Stored entries
+ + + + +

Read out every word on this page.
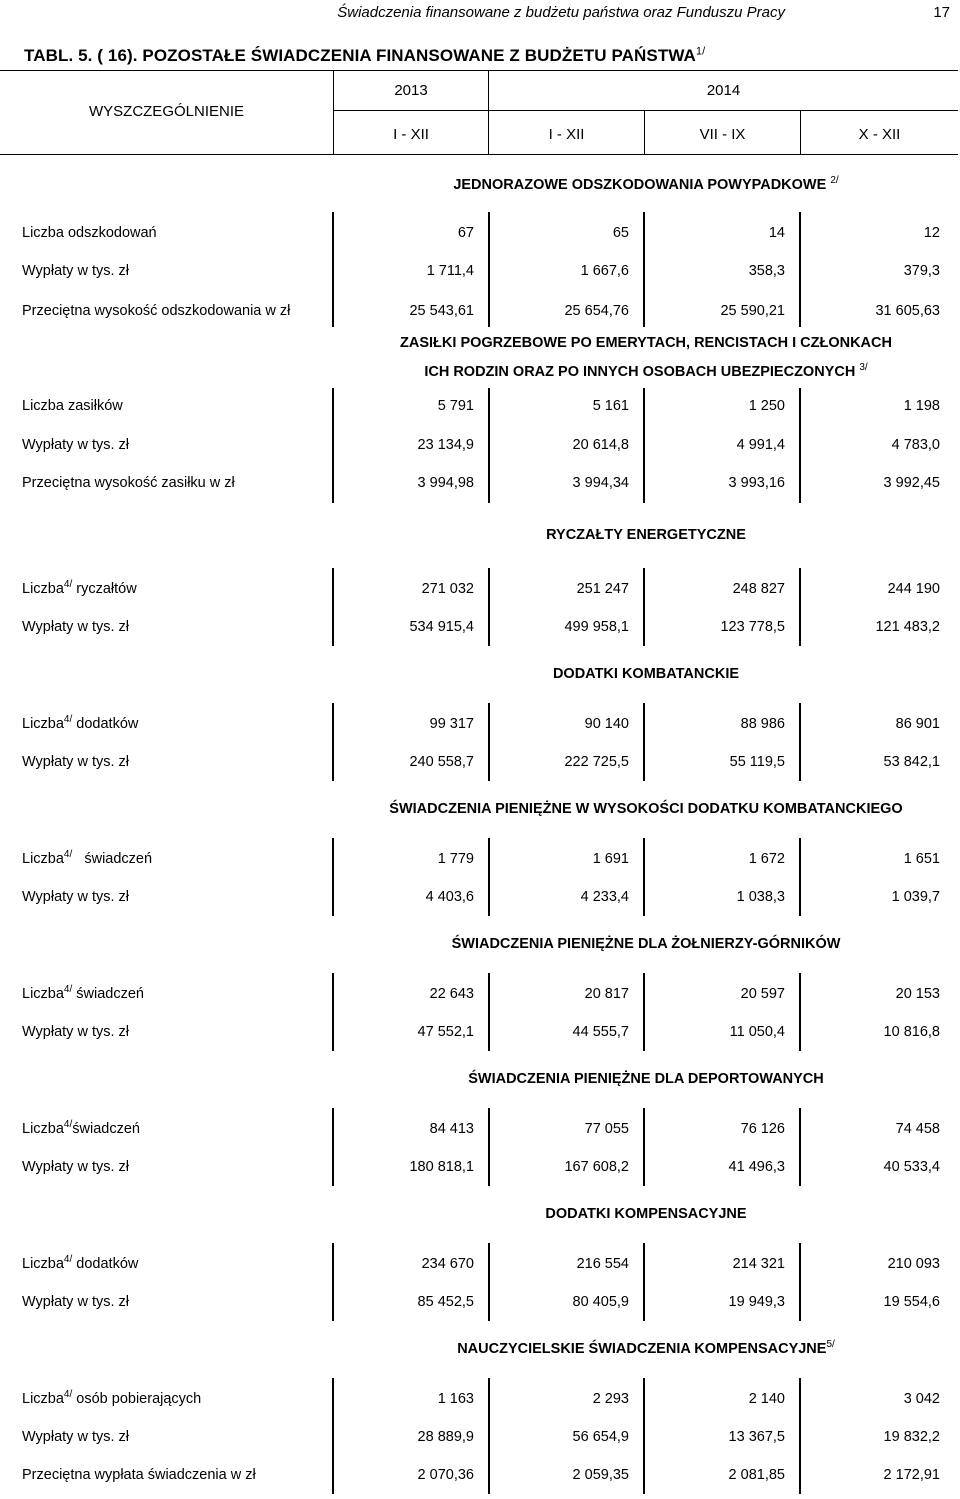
Świadczenia finansowane z budżetu państwa oraz Funduszu Pracy	17
TABL. 5. ( 16). POZOSTAŁE ŚWIADCZENIA FINANSOWANE Z BUDŻETU $PAŃSTWA^{1/}$
WYSZCZEGÓLNIENIE
2013	2014
I - XII	I - XII	VII - IX	X - XII
JEDNORAZOWE ODSZKODOWANIA POWYPADKOWE $^{2/}$
Liczba odszkodowań	67	65	14	12
Wypłaty w tys. zł	1 711,4	1 667,6	358,3	379,3
Przeciętna wysokość odszkodowania w zł	25 543,61	25 654,76	25 590,21	31 605,63
ZASIŁKI POGRZEBOWE PO EMERYTACH, RENCISTACH I CZŁONKACH
ICH RODZIN ORAZ PO INNYCH OSOBACH UBEZPIECZONYCH $^{3/}$
Liczba zasiłków	5 791	5 161	1 250	1 198
Wypłaty w tys. zł	23 134,9	20 614,8	4 991,4	4 783,0
Przeciętna wysokość zasiłku w zł	3 994,98	3 994,34	3 993,16	3 992,45
RYCZAŁTY ENERGETYCZNE
Liczba$^{4/}$ ryczałtów	271 032	251 247	248 827	244 190
Wypłaty w tys. zł	534 915,4	499 958,1	123 778,5	121 483,2
DODATKI KOMBATANCKIE
Liczba$^{4/}$ dodatków	99 317	90 140	88 986	86 901
Wypłaty w tys. zł	240 558,7	222 725,5	55 119,5	53 842,1
ŚWIADCZENIA PIENIĘŻNE W WYSOKOŚCI DODATKU KOMBATANCKIEGO
Liczba$^{4/}$   świadczeń	1 779	1 691	1 672	1 651
Wypłaty w tys. zł	4 403,6	4 233,4	1 038,3	1 039,7
ŚWIADCZENIA PIENIĘŻNE DLA ŻOŁNIERZY-GÓRNIKÓW
Liczba$^{4/}$ świadczeń	22 643	20 817	20 597	20 153
Wypłaty w tys. zł	47 552,1	44 555,7	11 050,4	10 816,8
ŚWIADCZENIA PIENIĘŻNE DLA DEPORTOWANYCH
Liczba$^{4/}$świadczeń	84 413	77 055	76 126	74 458
Wypłaty w tys. zł	180 818,1	167 608,2	41 496,3	40 533,4
DODATKI KOMPENSACYJNE
Liczba$^{4/}$ dodatków	234 670	216 554	214 321	210 093
Wypłaty w tys. zł	85 452,5	80 405,9	19 949,3	19 554,6
NAUCZYCIELSKIE ŚWIADCZENIA $KOMPENSACYJNE^{5/}$
Liczba$^{4/}$ osób pobierających	1 163	2 293	2 140	3 042
Wypłaty w tys. zł	28 889,9	56 654,9	13 367,5	19 832,2
Przeciętna wypłata świadczenia w zł	2 070,36	2 059,35	2 081,85	2 172,91
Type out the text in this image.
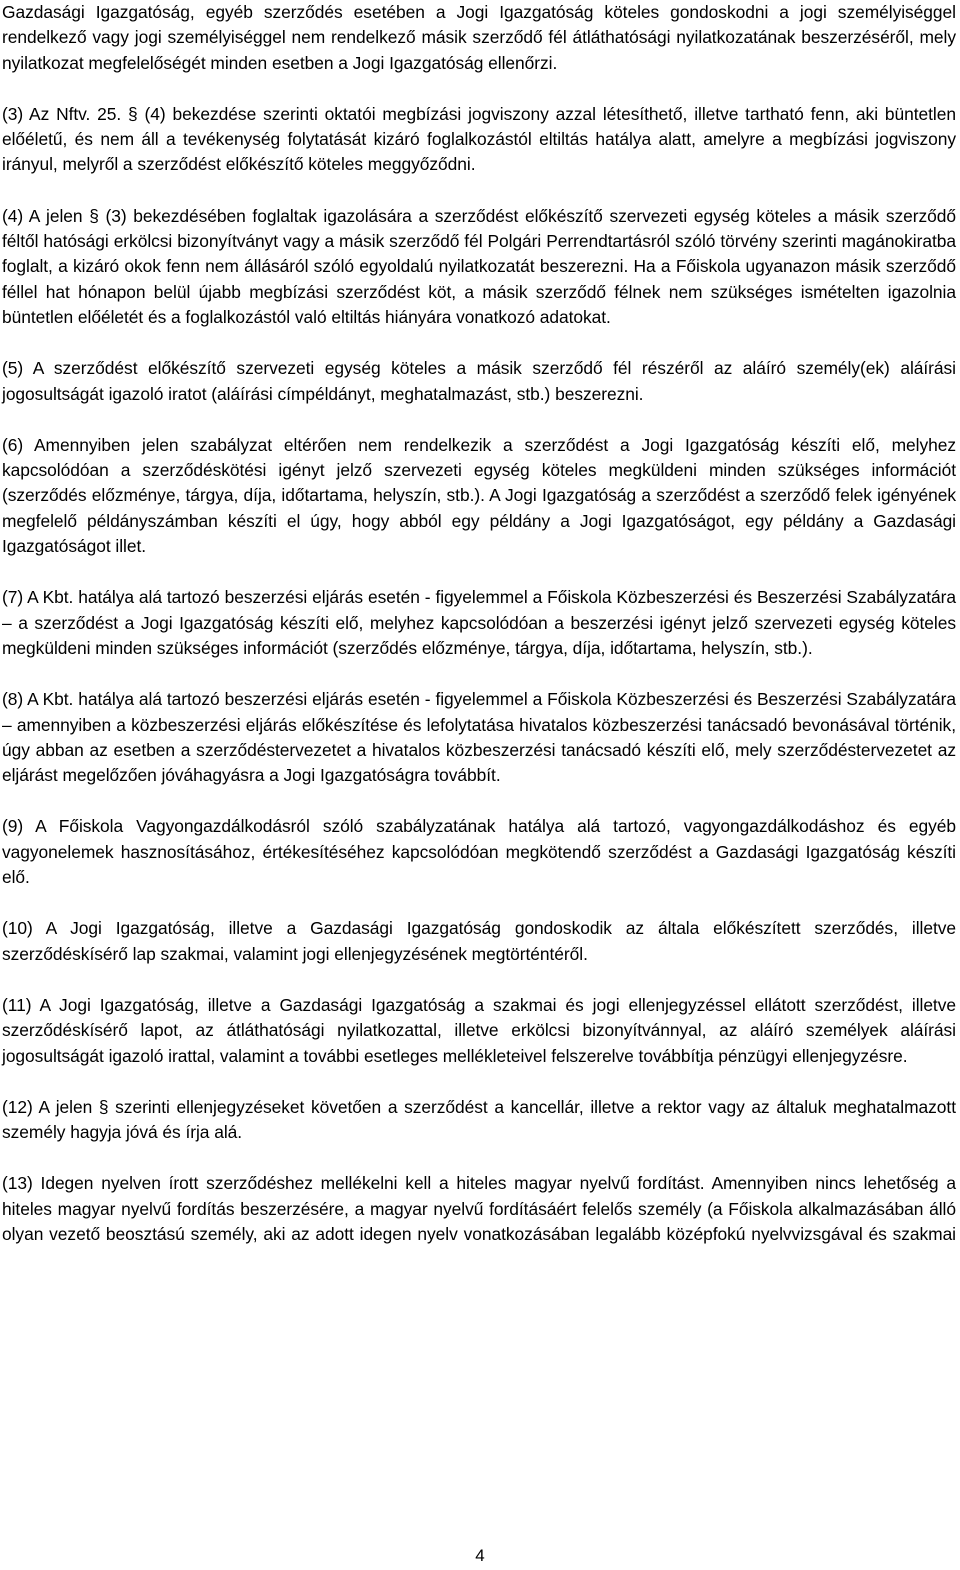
Gazdasági Igazgatóság, egyéb szerződés esetében a Jogi Igazgatóság köteles gondoskodni a jogi személyiséggel rendelkező vagy jogi személyiséggel nem rendelkező másik szerződő fél átláthatósági nyilatkozatának beszerzéséről, mely nyilatkozat megfelelőségét minden esetben a Jogi Igazgatóság ellenőrzi.

(3) Az Nftv. 25. § (4) bekezdése szerinti oktatói megbízási jogviszony azzal létesíthető, illetve tartható fenn, aki büntetlen előéletű, és nem áll a tevékenység folytatását kizáró foglalkozástól eltiltás hatálya alatt, amelyre a megbízási jogviszony irányul, melyről a szerződést előkészítő köteles meggyőződni.

(4) A jelen § (3) bekezdésében foglaltak igazolására a szerződést előkészítő szervezeti egység köteles a másik szerződő féltől hatósági erkölcsi bizonyítványt vagy a másik szerződő fél Polgári Perrendtartásról szóló törvény szerinti magánokiratba foglalt, a kizáró okok fenn nem állásáról szóló egyoldalú nyilatkozatát beszerezni. Ha a Főiskola ugyanazon másik szerződő féllel hat hónapon belül újabb megbízási szerződést köt, a másik szerződő félnek nem szükséges ismételten igazolnia büntetlen előéletét és a foglalkozástól való eltiltás hiányára vonatkozó adatokat.

(5) A szerződést előkészítő szervezeti egység köteles a másik szerződő fél részéről az aláíró személy(ek) aláírási jogosultságát igazoló iratot (aláírási címpéldányt, meghatalmazást, stb.) beszerezni.

(6) Amennyiben jelen szabályzat eltérően nem rendelkezik a szerződést a Jogi Igazgatóság készíti elő, melyhez kapcsolódóan a szerződéskötési igényt jelző szervezeti egység köteles megküldeni minden szükséges információt (szerződés előzménye, tárgya, díja, időtartama, helyszín, stb.). A Jogi Igazgatóság a szerződést a szerződő felek igényének megfelelő példányszámban készíti el úgy, hogy abból egy példány a Jogi Igazgatóságot, egy példány a Gazdasági Igazgatóságot illet.

(7) A Kbt. hatálya alá tartozó beszerzési eljárás esetén - figyelemmel a Főiskola Közbeszerzési és Beszerzési Szabályzatára – a szerződést a Jogi Igazgatóság készíti elő, melyhez kapcsolódóan a beszerzési igényt jelző szervezeti egység köteles megküldeni minden szükséges információt (szerződés előzménye, tárgya, díja, időtartama, helyszín, stb.).

(8) A Kbt. hatálya alá tartozó beszerzési eljárás esetén - figyelemmel a Főiskola Közbeszerzési és Beszerzési Szabályzatára – amennyiben a közbeszerzési eljárás előkészítése és lefolytatása hivatalos közbeszerzési tanácsadó bevonásával történik, úgy abban az esetben a szerződéstervezetet a hivatalos közbeszerzési tanácsadó készíti elő, mely szerződéstervezetet az eljárást megelőzően jóváhagyásra a Jogi Igazgatóságra továbbít.

(9) A Főiskola Vagyongazdálkodásról szóló szabályzatának hatálya alá tartozó, vagyongazdálkodáshoz és egyéb vagyonelemek hasznosításához, értékesítéséhez kapcsolódóan megkötendő szerződést a Gazdasági Igazgatóság készíti elő.

(10) A Jogi Igazgatóság, illetve a Gazdasági Igazgatóság gondoskodik az általa előkészített szerződés, illetve szerződéskísérő lap szakmai, valamint jogi ellenjegyzésének megtörténtéről.

(11) A Jogi Igazgatóság, illetve a Gazdasági Igazgatóság a szakmai és jogi ellenjegyzéssel ellátott szerződést, illetve szerződéskísérő lapot, az átláthatósági nyilatkozattal, illetve erkölcsi bizonyítvánnyal, az aláíró személyek aláírási jogosultságát igazoló irattal, valamint a további esetleges mellékleteivel felszerelve továbbítja pénzügyi ellenjegyzésre.

(12) A jelen § szerinti ellenjegyzéseket követően a szerződést a kancellár, illetve a rektor vagy az általuk meghatalmazott személy hagyja jóvá és írja alá.

(13) Idegen nyelven írott szerződéshez mellékelni kell a hiteles magyar nyelvű fordítást. Amennyiben nincs lehetőség a hiteles magyar nyelvű fordítás beszerzésére, a magyar nyelvű fordításáért felelős személy (a Főiskola alkalmazásában álló olyan vezető beosztású személy, aki az adott idegen nyelv vonatkozásában legalább középfokú nyelvvizsgával és szakmai

4
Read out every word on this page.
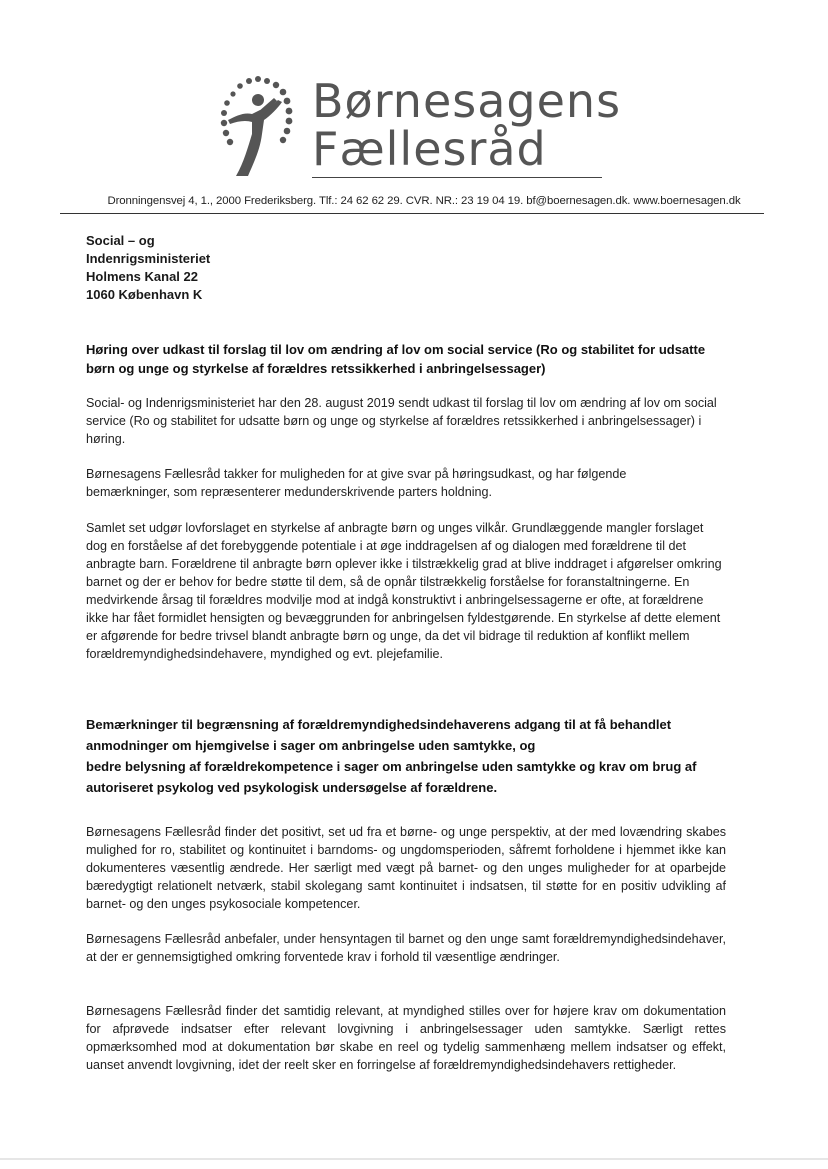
Børnesagens
Fællesråd
Dronningensvej 4, 1., 2000 Frederiksberg. Tlf.: 24 62 62 29. CVR. NR.: 23 19 04 19. bf@boernesagen.dk. www.boernesagen.dk
Social – og
Indenrigsministeriet
Holmens Kanal 22
1060 København K
Høring over udkast til forslag til lov om ændring af lov om social service (Ro og stabilitet for udsatte børn og unge og styrkelse af forældres retssikkerhed i anbringelsessager)

Social- og Indenrigsministeriet har den 28. august 2019 sendt udkast til forslag til lov om ændring af lov om social service (Ro og stabilitet for udsatte børn og unge og styrkelse af forældres retssikkerhed i anbringelsessager) i høring.

Børnesagens Fællesråd takker for muligheden for at give svar på høringsudkast, og har følgende bemærkninger, som repræsenterer medunderskrivende parters holdning.

Samlet set udgør lovforslaget en styrkelse af anbragte børn og unges vilkår. Grundlæggende mangler forslaget dog en forståelse af det forebyggende potentiale i at øge inddragelsen af og dialogen med forældrene til det anbragte barn. Forældrene til anbragte børn oplever ikke i tilstrækkelig grad at blive inddraget i afgørelser omkring barnet og der er behov for bedre støtte til dem, så de opnår tilstrækkelig forståelse for foranstaltningerne. En medvirkende årsag til forældres modvilje mod at indgå konstruktivt i anbringelsessagerne er ofte, at forældrene ikke har fået formidlet hensigten og bevæggrunden for anbringelsen fyldestgørende. En styrkelse af dette element er afgørende for bedre trivsel blandt anbragte børn og unge, da det vil bidrage til reduktion af konflikt mellem forældremyndighedsindehavere, myndighed og evt. plejefamilie.

Bemærkninger til begrænsning af forældremyndighedsindehaverens adgang til at få behandlet anmodninger om hjemgivelse i sager om anbringelse uden samtykke, og
bedre belysning af forældrekompetence i sager om anbringelse uden samtykke og krav om brug af autoriseret psykolog ved psykologisk undersøgelse af forældrene.

Børnesagens Fællesråd finder det positivt, set ud fra et børne- og unge perspektiv, at der med lovændring skabes mulighed for ro, stabilitet og kontinuitet i barndoms- og ungdomsperioden, såfremt forholdene i hjemmet ikke kan dokumenteres væsentlig ændrede. Her særligt med vægt på barnet- og den unges muligheder for at oparbejde bæredygtigt relationelt netværk, stabil skolegang samt kontinuitet i indsatsen, til støtte for en positiv udvikling af barnet- og den unges psykosociale kompetencer.

Børnesagens Fællesråd anbefaler, under hensyntagen til barnet og den unge samt forældremyndighedsindehaver, at der er gennemsigtighed omkring forventede krav i forhold til væsentlige ændringer.

Børnesagens Fællesråd finder det samtidig relevant, at myndighed stilles over for højere krav om dokumentation for afprøvede indsatser efter relevant lovgivning i anbringelsessager uden samtykke. Særligt rettes opmærksomhed mod at dokumentation bør skabe en reel og tydelig sammenhæng mellem indsatser og effekt, uanset anvendt lovgivning, idet der reelt sker en forringelse af forældremyndighedsindehavers rettigheder.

+ + + + +

Task to carry out: Search the records for the word "krav", then list every line that has it.

Response to the task:
bedre belysning af forældrekompetence i sager om anbringelse uden samtykke og krav om brug af autoriseret psykolog ved psykologisk undersøgelse af forældrene.
Børnesagens Fællesråd anbefaler, under hensyntagen til barnet og den unge samt forældremyndighedsindehaver, at der er gennemsigtighed omkring forventede krav i forhold til væsentlige ændringer.
Børnesagens Fællesråd finder det samtidig relevant, at myndighed stilles over for højere krav om dokumentation for afprøvede indsatser efter relevant lovgivning i anbringelsessager uden samtykke. Særligt rettes opmærksomhed mod at dokumentation bør skabe en reel og tydelig sammenhæng mellem indsatser og effekt, uanset anvendt lovgivning, idet der reelt sker en forringelse af forældremyndighedsindehavers rettigheder.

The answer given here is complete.